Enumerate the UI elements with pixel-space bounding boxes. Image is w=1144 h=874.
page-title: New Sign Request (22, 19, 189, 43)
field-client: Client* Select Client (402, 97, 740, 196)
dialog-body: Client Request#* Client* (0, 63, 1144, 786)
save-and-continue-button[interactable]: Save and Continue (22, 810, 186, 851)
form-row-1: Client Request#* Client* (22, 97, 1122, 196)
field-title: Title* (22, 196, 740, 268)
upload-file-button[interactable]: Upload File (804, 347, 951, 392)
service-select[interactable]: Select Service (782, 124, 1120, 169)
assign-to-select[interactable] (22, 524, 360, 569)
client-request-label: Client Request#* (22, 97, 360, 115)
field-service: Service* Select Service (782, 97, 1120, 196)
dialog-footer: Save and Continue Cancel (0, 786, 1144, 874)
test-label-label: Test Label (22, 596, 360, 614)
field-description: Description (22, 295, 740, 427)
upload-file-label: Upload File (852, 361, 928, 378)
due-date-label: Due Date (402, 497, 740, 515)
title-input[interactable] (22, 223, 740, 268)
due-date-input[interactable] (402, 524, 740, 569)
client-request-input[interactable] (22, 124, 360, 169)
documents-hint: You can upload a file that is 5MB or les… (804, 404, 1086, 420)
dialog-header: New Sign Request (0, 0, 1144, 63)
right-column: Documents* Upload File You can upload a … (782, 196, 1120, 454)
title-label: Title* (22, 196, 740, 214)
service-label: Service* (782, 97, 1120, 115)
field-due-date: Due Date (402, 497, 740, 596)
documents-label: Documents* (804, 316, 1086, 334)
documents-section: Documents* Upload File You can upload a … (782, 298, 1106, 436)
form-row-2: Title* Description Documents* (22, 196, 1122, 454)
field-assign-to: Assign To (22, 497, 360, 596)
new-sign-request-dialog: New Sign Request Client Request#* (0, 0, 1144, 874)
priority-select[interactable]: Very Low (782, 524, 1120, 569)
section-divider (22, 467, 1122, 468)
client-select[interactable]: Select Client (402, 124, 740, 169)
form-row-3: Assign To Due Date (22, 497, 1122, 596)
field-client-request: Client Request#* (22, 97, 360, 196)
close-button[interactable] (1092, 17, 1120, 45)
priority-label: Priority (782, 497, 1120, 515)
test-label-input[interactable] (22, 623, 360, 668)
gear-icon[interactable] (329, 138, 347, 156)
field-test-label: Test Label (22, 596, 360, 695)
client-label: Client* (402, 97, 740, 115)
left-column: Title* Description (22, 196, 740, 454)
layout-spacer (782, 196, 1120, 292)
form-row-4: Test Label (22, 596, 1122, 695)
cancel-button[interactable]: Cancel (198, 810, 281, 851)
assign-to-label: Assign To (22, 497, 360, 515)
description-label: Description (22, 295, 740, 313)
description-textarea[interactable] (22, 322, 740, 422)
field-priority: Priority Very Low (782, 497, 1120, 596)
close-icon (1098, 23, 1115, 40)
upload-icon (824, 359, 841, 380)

=-=-=-=-=

Task | Return every line of the records above, word for word, from the first line to the last.

In response |
Enumerate the UI elements with pixel-space bounding boxes. Image is w=1144 h=874.
page-title: New Sign Request (22, 19, 189, 43)
field-client: Client* Select Client (402, 97, 740, 196)
dialog-body: Client Request#* Client* (0, 63, 1144, 786)
save-and-continue-button[interactable]: Save and Continue (22, 810, 186, 851)
form-row-1: Client Request#* Client* (22, 97, 1122, 196)
field-title: Title* (22, 196, 740, 268)
upload-file-button[interactable]: Upload File (804, 347, 951, 392)
service-select[interactable]: Select Service (782, 124, 1120, 169)
assign-to-select[interactable] (22, 524, 360, 569)
client-request-label: Client Request#* (22, 97, 360, 115)
field-service: Service* Select Service (782, 97, 1120, 196)
dialog-footer: Save and Continue Cancel (0, 786, 1144, 874)
test-label-label: Test Label (22, 596, 360, 614)
field-description: Description (22, 295, 740, 427)
upload-file-label: Upload File (852, 361, 928, 378)
due-date-label: Due Date (402, 497, 740, 515)
title-input[interactable] (22, 223, 740, 268)
due-date-input[interactable] (402, 524, 740, 569)
client-request-input[interactable] (22, 124, 360, 169)
documents-hint: You can upload a file that is 5MB or les… (804, 404, 1086, 420)
dialog-header: New Sign Request (0, 0, 1144, 63)
right-column: Documents* Upload File You can upload a … (782, 196, 1120, 454)
title-label: Title* (22, 196, 740, 214)
service-label: Service* (782, 97, 1120, 115)
field-due-date: Due Date (402, 497, 740, 596)
documents-label: Documents* (804, 316, 1086, 334)
documents-section: Documents* Upload File You can upload a … (782, 298, 1106, 436)
form-row-2: Title* Description Documents* (22, 196, 1122, 454)
field-assign-to: Assign To (22, 497, 360, 596)
new-sign-request-dialog: New Sign Request Client Request#* (0, 0, 1144, 874)
priority-select[interactable]: Very Low (782, 524, 1120, 569)
section-divider (22, 467, 1122, 468)
client-select[interactable]: Select Client (402, 124, 740, 169)
form-row-3: Assign To Due Date (22, 497, 1122, 596)
field-client-request: Client Request#* (22, 97, 360, 196)
close-button[interactable] (1092, 17, 1120, 45)
priority-label: Priority (782, 497, 1120, 515)
test-label-input[interactable] (22, 623, 360, 668)
gear-icon[interactable] (329, 138, 347, 156)
field-test-label: Test Label (22, 596, 360, 695)
client-label: Client* (402, 97, 740, 115)
left-column: Title* Description (22, 196, 740, 454)
layout-spacer (782, 196, 1120, 292)
form-row-4: Test Label (22, 596, 1122, 695)
cancel-button[interactable]: Cancel (198, 810, 281, 851)
assign-to-label: Assign To (22, 497, 360, 515)
description-label: Description (22, 295, 740, 313)
description-textarea[interactable] (22, 322, 740, 422)
field-priority: Priority Very Low (782, 497, 1120, 596)
close-icon (1098, 23, 1115, 40)
upload-icon (824, 359, 841, 380)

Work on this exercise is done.